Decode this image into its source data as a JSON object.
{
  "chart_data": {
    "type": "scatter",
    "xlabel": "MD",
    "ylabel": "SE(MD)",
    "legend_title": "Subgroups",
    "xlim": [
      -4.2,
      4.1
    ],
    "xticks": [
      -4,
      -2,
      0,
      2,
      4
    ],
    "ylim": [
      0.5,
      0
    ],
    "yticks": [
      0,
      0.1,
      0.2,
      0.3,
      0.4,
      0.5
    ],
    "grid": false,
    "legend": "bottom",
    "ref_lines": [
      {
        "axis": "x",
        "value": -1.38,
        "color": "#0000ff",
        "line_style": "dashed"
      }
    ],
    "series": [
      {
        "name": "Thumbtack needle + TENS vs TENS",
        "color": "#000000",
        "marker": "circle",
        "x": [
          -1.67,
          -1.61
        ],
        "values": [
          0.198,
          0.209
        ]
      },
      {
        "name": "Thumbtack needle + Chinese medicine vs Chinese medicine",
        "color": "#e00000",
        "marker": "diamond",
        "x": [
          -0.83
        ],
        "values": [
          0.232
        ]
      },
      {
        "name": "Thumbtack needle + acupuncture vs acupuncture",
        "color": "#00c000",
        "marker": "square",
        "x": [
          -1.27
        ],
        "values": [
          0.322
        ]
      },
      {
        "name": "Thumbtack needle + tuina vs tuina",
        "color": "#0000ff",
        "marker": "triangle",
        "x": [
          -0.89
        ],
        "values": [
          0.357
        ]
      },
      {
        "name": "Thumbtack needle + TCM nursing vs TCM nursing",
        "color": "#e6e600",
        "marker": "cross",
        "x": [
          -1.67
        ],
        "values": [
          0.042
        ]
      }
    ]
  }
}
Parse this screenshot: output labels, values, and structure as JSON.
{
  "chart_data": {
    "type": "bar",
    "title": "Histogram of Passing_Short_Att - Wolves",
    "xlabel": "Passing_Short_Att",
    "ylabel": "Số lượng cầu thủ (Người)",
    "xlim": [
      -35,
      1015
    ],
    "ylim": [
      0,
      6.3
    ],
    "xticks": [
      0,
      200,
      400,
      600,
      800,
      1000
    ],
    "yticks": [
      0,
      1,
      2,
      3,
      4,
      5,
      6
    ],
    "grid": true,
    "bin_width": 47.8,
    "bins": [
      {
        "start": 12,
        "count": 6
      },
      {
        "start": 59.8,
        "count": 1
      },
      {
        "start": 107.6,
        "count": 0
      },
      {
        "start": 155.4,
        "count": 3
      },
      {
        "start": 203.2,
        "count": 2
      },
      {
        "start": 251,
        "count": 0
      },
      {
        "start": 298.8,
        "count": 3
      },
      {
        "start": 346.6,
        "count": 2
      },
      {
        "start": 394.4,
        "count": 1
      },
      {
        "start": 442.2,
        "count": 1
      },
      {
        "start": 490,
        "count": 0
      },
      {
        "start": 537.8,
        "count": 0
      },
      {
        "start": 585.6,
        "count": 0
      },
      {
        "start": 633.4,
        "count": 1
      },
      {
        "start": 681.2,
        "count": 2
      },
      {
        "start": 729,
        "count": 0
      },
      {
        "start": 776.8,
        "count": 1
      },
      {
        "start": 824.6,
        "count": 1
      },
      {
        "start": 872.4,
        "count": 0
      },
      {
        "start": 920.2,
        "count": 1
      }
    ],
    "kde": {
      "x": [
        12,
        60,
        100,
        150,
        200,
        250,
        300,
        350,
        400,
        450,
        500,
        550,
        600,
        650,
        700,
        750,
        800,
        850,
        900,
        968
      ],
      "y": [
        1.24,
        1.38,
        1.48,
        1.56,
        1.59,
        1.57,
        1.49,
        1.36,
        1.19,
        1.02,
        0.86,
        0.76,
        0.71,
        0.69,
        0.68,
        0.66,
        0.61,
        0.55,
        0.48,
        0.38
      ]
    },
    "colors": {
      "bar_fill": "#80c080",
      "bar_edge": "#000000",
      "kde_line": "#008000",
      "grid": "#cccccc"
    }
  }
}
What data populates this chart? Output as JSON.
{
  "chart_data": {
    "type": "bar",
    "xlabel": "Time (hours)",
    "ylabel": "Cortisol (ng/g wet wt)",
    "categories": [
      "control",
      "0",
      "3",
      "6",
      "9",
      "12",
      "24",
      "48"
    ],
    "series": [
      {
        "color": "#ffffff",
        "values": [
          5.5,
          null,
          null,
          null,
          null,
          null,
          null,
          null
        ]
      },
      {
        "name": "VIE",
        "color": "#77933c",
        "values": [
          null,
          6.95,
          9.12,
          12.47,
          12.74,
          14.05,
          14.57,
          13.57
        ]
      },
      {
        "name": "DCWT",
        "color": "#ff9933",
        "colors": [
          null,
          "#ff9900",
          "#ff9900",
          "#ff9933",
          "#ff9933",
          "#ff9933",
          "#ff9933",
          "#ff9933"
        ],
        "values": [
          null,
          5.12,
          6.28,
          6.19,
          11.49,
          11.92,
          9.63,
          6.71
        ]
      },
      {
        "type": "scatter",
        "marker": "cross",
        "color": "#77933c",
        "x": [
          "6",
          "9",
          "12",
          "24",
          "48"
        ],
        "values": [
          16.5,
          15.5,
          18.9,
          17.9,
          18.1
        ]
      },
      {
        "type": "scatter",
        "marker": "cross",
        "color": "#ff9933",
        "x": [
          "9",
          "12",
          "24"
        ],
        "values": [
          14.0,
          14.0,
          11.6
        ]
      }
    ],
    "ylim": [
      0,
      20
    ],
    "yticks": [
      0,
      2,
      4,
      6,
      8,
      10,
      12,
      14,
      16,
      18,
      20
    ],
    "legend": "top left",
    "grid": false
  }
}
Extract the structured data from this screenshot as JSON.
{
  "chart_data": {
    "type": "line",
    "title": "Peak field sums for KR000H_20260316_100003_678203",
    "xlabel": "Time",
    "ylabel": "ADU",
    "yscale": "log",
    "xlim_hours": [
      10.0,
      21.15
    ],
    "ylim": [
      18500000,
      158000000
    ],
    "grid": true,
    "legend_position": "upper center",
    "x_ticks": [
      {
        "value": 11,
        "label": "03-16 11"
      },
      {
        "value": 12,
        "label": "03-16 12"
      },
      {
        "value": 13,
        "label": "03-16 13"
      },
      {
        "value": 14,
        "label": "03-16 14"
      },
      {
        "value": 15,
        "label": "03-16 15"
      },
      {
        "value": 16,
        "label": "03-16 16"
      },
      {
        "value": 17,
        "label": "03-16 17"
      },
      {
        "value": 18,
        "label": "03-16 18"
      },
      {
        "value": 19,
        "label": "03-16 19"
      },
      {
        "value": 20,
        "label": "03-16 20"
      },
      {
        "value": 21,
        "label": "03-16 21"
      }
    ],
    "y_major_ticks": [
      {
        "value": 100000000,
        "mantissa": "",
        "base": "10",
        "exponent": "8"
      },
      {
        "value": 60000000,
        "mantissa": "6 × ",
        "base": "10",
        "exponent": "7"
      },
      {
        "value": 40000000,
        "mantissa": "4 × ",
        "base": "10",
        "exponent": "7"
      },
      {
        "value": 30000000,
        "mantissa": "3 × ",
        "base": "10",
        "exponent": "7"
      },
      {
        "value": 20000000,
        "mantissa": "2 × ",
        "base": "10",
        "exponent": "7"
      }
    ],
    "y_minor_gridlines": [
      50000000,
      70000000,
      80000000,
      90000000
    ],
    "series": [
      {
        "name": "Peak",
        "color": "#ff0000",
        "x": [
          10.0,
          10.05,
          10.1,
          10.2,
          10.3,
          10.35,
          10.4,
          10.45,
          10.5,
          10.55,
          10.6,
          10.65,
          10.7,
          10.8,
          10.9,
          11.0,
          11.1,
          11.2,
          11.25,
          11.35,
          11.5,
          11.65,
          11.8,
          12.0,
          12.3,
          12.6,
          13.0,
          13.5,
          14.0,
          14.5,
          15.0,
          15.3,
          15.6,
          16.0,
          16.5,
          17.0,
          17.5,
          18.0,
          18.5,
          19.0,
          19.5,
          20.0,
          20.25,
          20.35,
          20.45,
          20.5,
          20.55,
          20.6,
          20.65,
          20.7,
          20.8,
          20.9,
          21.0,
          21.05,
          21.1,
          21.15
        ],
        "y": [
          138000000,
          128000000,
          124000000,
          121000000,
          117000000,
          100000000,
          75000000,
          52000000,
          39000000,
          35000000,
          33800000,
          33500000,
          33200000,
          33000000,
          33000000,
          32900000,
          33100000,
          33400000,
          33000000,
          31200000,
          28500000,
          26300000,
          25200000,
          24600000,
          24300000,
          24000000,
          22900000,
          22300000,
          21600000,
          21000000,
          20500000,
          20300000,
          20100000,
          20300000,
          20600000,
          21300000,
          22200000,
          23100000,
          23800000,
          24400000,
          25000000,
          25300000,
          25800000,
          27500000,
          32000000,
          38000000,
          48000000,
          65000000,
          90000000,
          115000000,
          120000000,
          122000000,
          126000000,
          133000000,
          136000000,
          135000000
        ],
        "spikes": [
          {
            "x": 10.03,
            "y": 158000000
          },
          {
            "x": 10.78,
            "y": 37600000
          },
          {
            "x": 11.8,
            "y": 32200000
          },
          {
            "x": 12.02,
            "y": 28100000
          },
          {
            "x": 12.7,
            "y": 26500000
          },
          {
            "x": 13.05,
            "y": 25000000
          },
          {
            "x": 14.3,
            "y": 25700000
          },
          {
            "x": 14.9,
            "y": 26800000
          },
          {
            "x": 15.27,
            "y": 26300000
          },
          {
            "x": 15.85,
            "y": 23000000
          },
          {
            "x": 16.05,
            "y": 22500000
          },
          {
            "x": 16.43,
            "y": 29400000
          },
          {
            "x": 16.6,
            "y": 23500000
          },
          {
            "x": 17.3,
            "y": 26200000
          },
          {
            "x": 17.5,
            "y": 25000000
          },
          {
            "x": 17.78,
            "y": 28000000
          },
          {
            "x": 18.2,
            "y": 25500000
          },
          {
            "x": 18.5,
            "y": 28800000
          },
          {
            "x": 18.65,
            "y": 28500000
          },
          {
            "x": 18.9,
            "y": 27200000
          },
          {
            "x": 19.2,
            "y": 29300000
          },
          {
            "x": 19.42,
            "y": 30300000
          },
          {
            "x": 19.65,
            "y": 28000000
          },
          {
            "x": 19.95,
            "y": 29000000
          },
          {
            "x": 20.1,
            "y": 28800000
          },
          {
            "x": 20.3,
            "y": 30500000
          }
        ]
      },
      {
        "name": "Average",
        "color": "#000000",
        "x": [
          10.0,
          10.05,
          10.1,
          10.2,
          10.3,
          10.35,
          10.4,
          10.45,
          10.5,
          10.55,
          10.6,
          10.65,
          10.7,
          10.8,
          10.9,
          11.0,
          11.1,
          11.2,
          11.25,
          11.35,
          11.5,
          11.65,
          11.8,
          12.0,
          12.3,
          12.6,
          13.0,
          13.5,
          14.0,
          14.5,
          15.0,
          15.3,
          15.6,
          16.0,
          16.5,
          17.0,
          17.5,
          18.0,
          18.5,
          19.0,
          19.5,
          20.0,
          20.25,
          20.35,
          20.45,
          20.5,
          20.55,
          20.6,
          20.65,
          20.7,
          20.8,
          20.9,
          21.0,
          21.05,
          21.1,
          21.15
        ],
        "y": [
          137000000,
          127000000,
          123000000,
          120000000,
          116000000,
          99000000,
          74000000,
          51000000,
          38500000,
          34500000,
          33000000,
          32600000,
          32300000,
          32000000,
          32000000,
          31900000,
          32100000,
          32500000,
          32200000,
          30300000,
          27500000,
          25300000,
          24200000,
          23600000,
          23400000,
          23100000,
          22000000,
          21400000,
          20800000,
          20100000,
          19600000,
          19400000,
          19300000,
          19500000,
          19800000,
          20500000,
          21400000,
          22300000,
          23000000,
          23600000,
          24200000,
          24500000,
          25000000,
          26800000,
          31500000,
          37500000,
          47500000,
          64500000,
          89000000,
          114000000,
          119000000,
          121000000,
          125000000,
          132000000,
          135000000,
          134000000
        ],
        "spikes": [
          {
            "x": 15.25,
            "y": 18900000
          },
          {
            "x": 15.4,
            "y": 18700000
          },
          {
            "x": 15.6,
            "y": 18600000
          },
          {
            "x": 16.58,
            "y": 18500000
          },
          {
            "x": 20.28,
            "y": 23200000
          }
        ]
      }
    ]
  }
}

+++++

Stated task: Look through the records and gather each line with the word "mantissa".

Solution below:
        "mantissa": "",
        "mantissa": "6 × ",
        "mantissa": "4 × ",
        "mantissa": "3 × ",
        "mantissa": "2 × ",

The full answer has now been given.